*Your objective*. Will you print the material below without altering a single character?

━━━ Data to process

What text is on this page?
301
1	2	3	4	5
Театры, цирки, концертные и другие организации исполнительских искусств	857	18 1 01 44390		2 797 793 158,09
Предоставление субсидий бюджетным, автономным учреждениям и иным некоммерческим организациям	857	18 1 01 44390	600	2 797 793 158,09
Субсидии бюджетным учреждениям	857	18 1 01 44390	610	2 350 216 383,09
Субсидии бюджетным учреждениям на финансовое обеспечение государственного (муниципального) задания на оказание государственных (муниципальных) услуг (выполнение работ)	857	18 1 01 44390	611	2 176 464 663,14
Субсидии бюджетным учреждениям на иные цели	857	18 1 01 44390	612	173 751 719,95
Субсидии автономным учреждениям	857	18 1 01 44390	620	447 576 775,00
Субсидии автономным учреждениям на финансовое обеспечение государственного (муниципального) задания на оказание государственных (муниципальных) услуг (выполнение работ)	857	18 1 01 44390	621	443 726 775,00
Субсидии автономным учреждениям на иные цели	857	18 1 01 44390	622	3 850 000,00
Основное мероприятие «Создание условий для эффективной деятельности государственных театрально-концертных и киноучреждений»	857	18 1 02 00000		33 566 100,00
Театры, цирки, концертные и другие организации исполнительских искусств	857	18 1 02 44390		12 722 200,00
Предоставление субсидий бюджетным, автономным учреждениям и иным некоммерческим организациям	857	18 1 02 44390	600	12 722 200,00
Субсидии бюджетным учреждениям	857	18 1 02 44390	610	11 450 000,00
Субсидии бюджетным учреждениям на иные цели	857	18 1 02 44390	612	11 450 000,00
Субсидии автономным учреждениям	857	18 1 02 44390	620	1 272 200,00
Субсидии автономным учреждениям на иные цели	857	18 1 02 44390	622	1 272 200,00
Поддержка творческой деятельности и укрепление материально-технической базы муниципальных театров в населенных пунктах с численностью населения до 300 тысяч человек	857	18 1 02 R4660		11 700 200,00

━━━━━━

*Task output*.
What text is on this page?
301
1	2	3	4	5
Театры, цирки, концертные и другие организации исполнительских искусств	857	18 1 01 44390		2 797 793 158,09
Предоставление субсидий бюджетным, автономным учреждениям и иным некоммерческим организациям	857	18 1 01 44390	600	2 797 793 158,09
Субсидии бюджетным учреждениям	857	18 1 01 44390	610	2 350 216 383,09
Субсидии бюджетным учреждениям на финансовое обеспечение государственного (муниципального) задания на оказание государственных (муниципальных) услуг (выполнение работ)	857	18 1 01 44390	611	2 176 464 663,14
Субсидии бюджетным учреждениям на иные цели	857	18 1 01 44390	612	173 751 719,95
Субсидии автономным учреждениям	857	18 1 01 44390	620	447 576 775,00
Субсидии автономным учреждениям на финансовое обеспечение государственного (муниципального) задания на оказание государственных (муниципальных) услуг (выполнение работ)	857	18 1 01 44390	621	443 726 775,00
Субсидии автономным учреждениям на иные цели	857	18 1 01 44390	622	3 850 000,00
Основное мероприятие «Создание условий для эффективной деятельности государственных театрально-концертных и киноучреждений»	857	18 1 02 00000		33 566 100,00
Театры, цирки, концертные и другие организации исполнительских искусств	857	18 1 02 44390		12 722 200,00
Предоставление субсидий бюджетным, автономным учреждениям и иным некоммерческим организациям	857	18 1 02 44390	600	12 722 200,00
Субсидии бюджетным учреждениям	857	18 1 02 44390	610	11 450 000,00
Субсидии бюджетным учреждениям на иные цели	857	18 1 02 44390	612	11 450 000,00
Субсидии автономным учреждениям	857	18 1 02 44390	620	1 272 200,00
Субсидии автономным учреждениям на иные цели	857	18 1 02 44390	622	1 272 200,00
Поддержка творческой деятельности и укрепление материально-технической базы муниципальных театров в населенных пунктах с численностью населения до 300 тысяч человек	857	18 1 02 R4660		11 700 200,00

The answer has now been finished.